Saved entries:
=-=-=

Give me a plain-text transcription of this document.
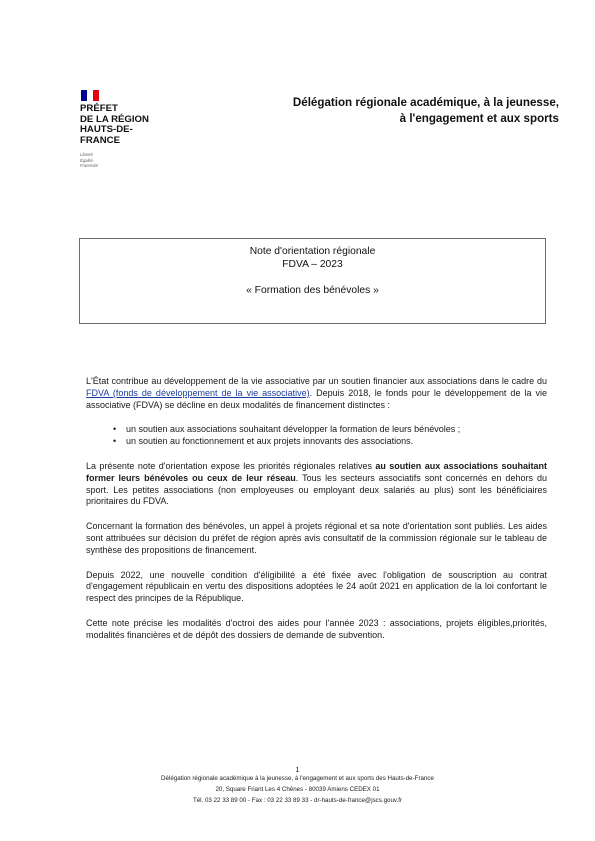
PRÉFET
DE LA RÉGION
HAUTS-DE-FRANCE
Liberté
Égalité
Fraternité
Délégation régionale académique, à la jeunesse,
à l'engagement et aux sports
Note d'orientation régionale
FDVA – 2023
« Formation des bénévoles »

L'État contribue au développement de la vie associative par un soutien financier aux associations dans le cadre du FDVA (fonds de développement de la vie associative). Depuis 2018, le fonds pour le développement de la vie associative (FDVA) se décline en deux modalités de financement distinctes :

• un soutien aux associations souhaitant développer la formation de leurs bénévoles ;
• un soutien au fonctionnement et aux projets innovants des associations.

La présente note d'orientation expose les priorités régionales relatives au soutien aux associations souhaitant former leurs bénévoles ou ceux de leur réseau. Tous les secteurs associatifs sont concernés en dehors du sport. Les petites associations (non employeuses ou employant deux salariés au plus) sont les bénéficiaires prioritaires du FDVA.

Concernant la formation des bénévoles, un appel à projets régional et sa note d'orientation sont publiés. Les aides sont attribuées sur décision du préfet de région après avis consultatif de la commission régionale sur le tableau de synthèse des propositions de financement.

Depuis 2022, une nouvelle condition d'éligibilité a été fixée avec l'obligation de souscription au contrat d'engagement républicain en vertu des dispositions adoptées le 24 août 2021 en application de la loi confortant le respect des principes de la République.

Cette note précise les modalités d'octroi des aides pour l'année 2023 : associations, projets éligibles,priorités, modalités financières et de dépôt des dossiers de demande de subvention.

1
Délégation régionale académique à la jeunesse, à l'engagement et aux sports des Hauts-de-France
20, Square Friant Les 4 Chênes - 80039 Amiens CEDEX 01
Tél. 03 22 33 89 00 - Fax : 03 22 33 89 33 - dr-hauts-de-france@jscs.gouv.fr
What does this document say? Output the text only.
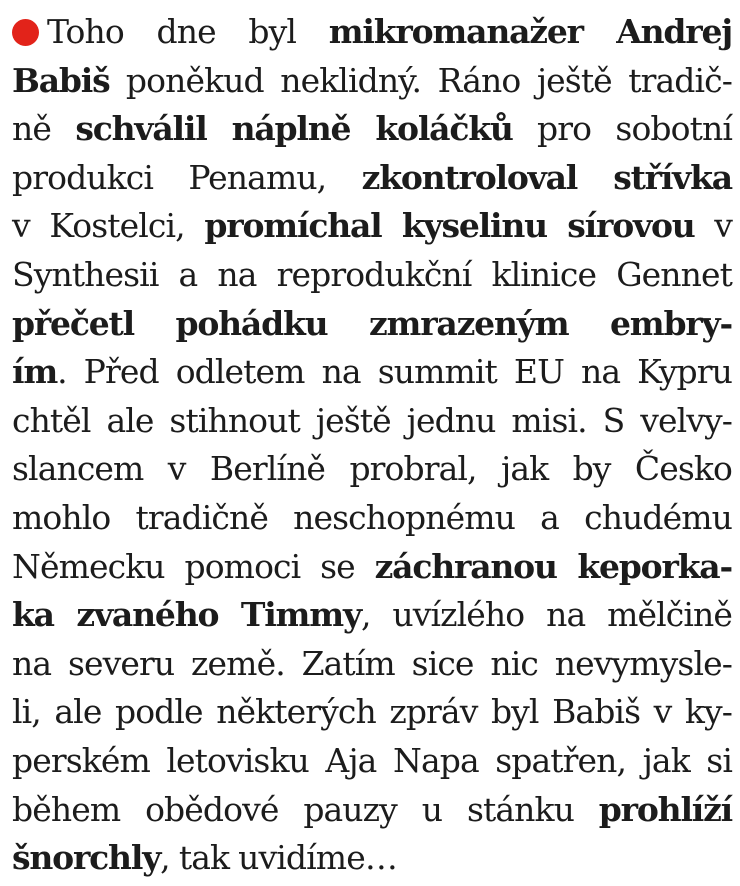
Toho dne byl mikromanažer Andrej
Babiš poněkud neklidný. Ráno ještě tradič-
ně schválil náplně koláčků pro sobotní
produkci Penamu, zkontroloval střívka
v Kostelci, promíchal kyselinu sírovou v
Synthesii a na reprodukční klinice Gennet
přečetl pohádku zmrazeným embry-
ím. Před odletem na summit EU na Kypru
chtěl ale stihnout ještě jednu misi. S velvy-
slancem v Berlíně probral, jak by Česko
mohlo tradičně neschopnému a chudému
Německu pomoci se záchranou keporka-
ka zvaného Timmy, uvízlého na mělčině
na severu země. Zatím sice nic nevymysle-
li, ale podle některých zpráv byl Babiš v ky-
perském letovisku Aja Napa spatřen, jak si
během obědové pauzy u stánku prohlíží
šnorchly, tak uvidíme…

=-=-=

Challenge:
Go back to the records above and write them out exactly, without the pictures.

Output for this task:
Give me a plain-text transcription of this document.
PRÉFET
DE LA RÉGION
HAUTS-DE-FRANCE
Liberté
Égalité
Fraternité
Délégation régionale académique, à la jeunesse,
à l'engagement et aux sports
Note d'orientation régionale
FDVA – 2023
« Formation des bénévoles »

L'État contribue au développement de la vie associative par un soutien financier aux associations dans le cadre du FDVA (fonds de développement de la vie associative). Depuis 2018, le fonds pour le développement de la vie associative (FDVA) se décline en deux modalités de financement distinctes :

• un soutien aux associations souhaitant développer la formation de leurs bénévoles ;
• un soutien au fonctionnement et aux projets innovants des associations.

La présente note d'orientation expose les priorités régionales relatives au soutien aux associations souhaitant former leurs bénévoles ou ceux de leur réseau. Tous les secteurs associatifs sont concernés en dehors du sport. Les petites associations (non employeuses ou employant deux salariés au plus) sont les bénéficiaires prioritaires du FDVA.

Concernant la formation des bénévoles, un appel à projets régional et sa note d'orientation sont publiés. Les aides sont attribuées sur décision du préfet de région après avis consultatif de la commission régionale sur le tableau de synthèse des propositions de financement.

Depuis 2022, une nouvelle condition d'éligibilité a été fixée avec l'obligation de souscription au contrat d'engagement républicain en vertu des dispositions adoptées le 24 août 2021 en application de la loi confortant le respect des principes de la République.

Cette note précise les modalités d'octroi des aides pour l'année 2023 : associations, projets éligibles,priorités, modalités financières et de dépôt des dossiers de demande de subvention.

1
Délégation régionale académique à la jeunesse, à l'engagement et aux sports des Hauts-de-France
20, Square Friant Les 4 Chênes - 80039 Amiens CEDEX 01
Tél. 03 22 33 89 00 - Fax : 03 22 33 89 33 - dr-hauts-de-france@jscs.gouv.fr
What does this document say? Output the text only.
Toho dne byl mikromanažer Andrej
Babiš poněkud neklidný. Ráno ještě tradič-
ně schválil náplně koláčků pro sobotní
produkci Penamu, zkontroloval střívka
v Kostelci, promíchal kyselinu sírovou v
Synthesii a na reprodukční klinice Gennet
přečetl pohádku zmrazeným embry-
ím. Před odletem na summit EU na Kypru
chtěl ale stihnout ještě jednu misi. S velvy-
slancem v Berlíně probral, jak by Česko
mohlo tradičně neschopnému a chudému
Německu pomoci se záchranou keporka-
ka zvaného Timmy, uvízlého na mělčině
na severu země. Zatím sice nic nevymysle-
li, ale podle některých zpráv byl Babiš v ky-
perském letovisku Aja Napa spatřen, jak si
během obědové pauzy u stánku prohlíží
šnorchly, tak uvidíme…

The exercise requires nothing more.